● Stored data
- - - - - - -
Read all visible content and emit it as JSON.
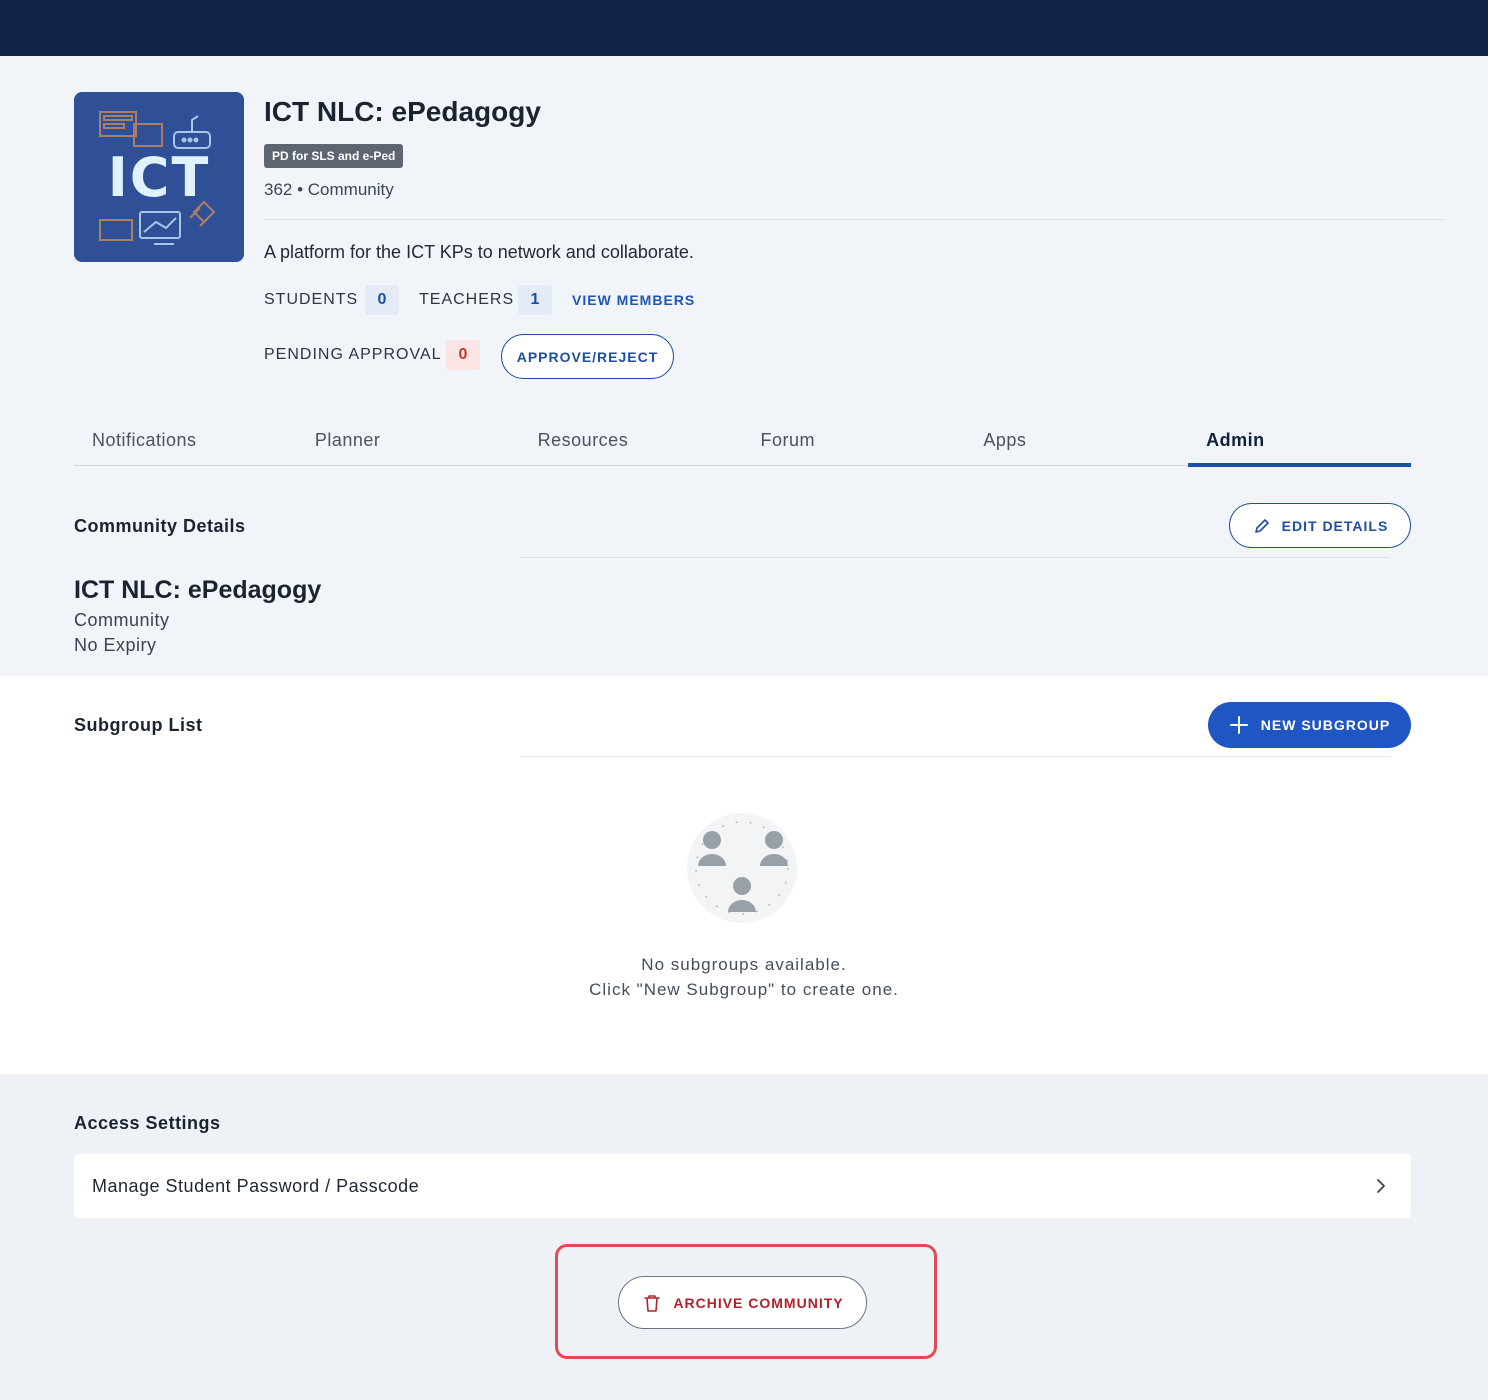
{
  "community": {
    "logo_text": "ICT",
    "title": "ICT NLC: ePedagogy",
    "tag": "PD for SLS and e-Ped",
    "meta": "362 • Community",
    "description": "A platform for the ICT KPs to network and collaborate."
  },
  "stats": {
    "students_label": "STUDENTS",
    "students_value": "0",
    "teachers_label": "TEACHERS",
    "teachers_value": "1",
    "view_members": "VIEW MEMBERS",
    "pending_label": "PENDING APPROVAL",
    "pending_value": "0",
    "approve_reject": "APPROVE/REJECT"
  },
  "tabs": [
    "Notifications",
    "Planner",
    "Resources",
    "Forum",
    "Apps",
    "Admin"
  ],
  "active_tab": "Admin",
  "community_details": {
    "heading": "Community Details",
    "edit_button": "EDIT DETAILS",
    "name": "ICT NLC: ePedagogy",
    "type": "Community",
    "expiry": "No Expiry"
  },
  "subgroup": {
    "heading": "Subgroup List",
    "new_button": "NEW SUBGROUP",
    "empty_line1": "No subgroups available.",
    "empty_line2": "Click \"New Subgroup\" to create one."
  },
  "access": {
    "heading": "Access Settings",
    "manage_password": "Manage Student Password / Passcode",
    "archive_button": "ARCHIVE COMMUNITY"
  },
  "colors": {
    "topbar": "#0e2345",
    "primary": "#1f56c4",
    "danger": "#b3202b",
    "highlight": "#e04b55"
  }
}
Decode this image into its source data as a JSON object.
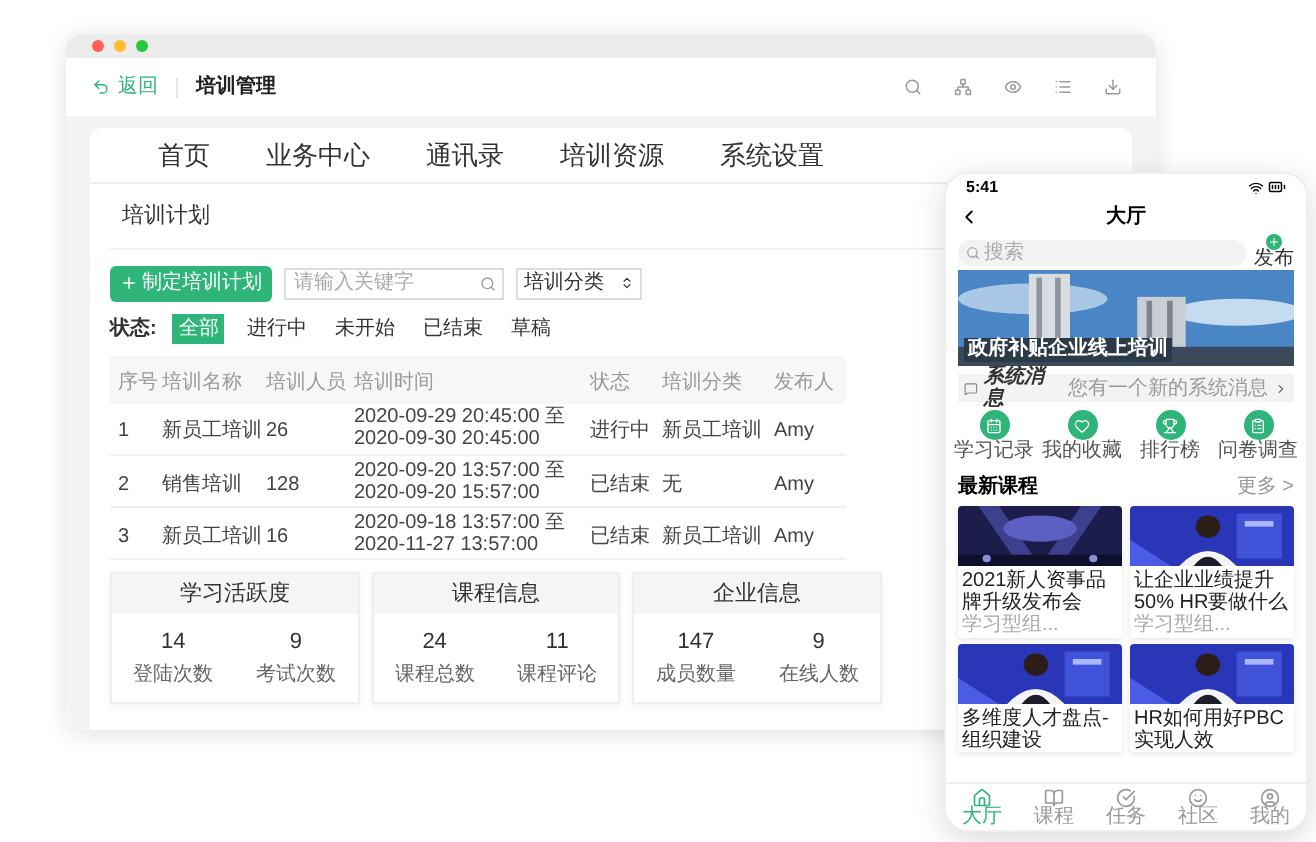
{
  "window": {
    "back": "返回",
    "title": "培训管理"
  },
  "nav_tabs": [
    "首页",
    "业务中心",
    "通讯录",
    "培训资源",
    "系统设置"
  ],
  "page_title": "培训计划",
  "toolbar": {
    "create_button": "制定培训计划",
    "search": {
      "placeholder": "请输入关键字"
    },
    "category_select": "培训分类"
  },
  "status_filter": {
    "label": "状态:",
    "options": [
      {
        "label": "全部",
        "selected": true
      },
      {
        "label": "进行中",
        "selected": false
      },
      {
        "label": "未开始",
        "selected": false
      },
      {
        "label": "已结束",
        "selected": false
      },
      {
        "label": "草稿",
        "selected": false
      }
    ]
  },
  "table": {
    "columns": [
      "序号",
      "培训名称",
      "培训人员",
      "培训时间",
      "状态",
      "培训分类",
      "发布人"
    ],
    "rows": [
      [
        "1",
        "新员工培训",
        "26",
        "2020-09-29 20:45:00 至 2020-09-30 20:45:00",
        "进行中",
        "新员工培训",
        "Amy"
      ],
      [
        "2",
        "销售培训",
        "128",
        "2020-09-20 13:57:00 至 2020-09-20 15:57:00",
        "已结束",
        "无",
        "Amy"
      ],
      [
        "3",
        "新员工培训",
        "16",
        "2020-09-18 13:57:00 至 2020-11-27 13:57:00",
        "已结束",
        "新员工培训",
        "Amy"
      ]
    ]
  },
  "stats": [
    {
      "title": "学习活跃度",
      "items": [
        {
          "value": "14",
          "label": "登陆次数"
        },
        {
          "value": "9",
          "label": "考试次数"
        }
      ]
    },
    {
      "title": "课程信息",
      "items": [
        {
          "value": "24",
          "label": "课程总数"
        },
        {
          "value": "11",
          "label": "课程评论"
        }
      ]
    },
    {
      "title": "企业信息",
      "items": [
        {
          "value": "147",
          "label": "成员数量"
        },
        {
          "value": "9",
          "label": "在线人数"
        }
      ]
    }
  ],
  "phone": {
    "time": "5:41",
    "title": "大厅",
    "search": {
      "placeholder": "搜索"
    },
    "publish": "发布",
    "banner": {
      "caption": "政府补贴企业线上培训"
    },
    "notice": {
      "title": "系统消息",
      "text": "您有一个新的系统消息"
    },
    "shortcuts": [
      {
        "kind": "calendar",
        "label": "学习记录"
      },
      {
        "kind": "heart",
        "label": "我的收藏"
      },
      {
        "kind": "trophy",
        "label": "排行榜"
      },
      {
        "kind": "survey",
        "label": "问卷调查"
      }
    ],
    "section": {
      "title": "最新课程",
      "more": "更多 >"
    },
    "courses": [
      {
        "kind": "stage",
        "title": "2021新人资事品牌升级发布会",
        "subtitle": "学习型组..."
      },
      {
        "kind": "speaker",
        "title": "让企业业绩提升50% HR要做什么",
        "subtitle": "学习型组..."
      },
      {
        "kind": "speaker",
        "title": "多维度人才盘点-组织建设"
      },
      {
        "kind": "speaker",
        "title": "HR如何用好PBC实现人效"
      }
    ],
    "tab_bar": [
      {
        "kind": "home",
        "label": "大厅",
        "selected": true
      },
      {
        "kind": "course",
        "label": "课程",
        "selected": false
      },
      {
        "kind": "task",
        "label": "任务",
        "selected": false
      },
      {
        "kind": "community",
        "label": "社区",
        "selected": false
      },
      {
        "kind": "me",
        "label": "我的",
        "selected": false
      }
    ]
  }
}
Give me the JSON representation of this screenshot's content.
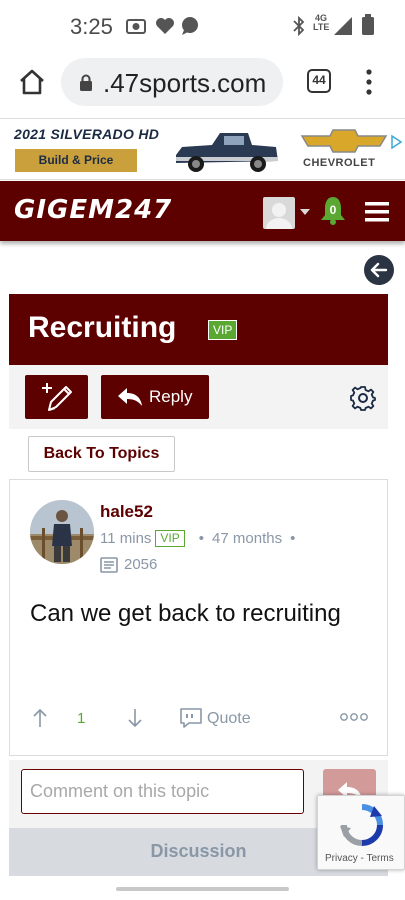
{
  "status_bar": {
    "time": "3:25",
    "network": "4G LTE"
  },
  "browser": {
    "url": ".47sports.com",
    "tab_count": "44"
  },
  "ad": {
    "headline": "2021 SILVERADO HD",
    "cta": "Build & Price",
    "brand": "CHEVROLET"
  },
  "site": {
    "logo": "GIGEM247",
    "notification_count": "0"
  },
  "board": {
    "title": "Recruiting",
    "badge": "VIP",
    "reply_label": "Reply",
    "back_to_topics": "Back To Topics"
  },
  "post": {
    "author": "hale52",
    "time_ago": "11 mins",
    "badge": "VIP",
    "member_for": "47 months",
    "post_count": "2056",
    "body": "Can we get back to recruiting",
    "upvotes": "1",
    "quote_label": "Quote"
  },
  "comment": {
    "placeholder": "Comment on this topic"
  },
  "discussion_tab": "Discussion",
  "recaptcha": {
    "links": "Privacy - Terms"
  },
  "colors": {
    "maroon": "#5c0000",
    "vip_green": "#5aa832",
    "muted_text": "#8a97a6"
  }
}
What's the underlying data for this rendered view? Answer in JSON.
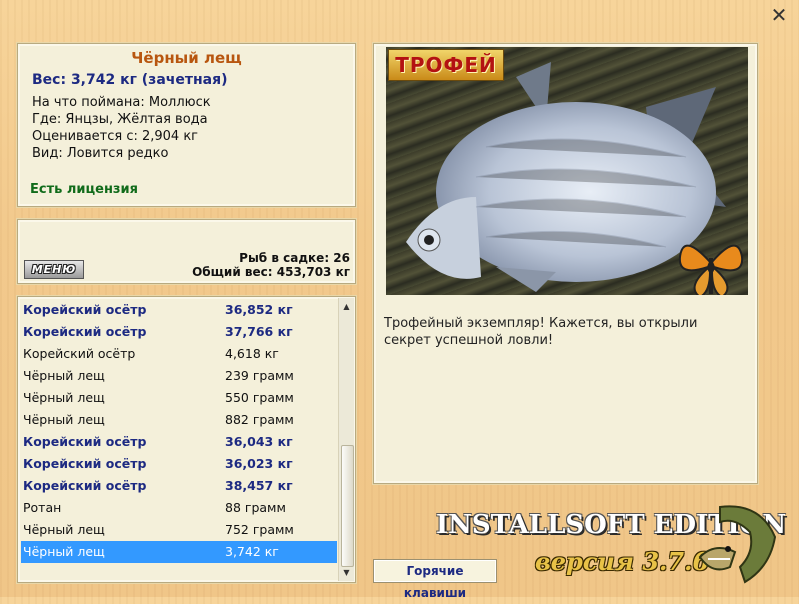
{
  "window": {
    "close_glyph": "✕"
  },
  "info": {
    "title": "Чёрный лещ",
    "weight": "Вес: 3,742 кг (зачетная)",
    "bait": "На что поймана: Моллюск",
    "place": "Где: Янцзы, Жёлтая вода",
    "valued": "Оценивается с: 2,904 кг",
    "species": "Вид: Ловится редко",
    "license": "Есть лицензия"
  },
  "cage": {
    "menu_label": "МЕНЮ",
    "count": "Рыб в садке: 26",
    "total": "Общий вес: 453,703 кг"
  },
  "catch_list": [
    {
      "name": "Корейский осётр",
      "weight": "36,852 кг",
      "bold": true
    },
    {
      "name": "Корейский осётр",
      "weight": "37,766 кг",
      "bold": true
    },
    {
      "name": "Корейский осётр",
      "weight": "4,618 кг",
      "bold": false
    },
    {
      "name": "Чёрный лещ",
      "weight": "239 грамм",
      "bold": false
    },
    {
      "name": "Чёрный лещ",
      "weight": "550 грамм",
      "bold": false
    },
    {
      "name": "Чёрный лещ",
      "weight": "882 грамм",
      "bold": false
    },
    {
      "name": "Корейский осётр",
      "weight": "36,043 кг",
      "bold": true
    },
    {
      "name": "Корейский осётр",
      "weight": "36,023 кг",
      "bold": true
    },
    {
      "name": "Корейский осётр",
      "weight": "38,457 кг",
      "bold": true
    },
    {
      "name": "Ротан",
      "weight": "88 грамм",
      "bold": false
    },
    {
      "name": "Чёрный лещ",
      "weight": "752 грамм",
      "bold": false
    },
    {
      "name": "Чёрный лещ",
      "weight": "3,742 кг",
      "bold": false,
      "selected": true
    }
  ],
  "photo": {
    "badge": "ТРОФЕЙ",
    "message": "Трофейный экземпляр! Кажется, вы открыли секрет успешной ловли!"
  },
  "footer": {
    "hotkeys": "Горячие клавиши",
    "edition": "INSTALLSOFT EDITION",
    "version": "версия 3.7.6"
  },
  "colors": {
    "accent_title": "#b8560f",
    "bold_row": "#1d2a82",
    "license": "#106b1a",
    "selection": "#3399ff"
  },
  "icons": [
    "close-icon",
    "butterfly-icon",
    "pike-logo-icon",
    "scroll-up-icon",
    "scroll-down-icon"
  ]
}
- - - - - - -
● Objective
Looking at the records above, tally the lines holding "JSON" and reply with that number only.

● The completed task
4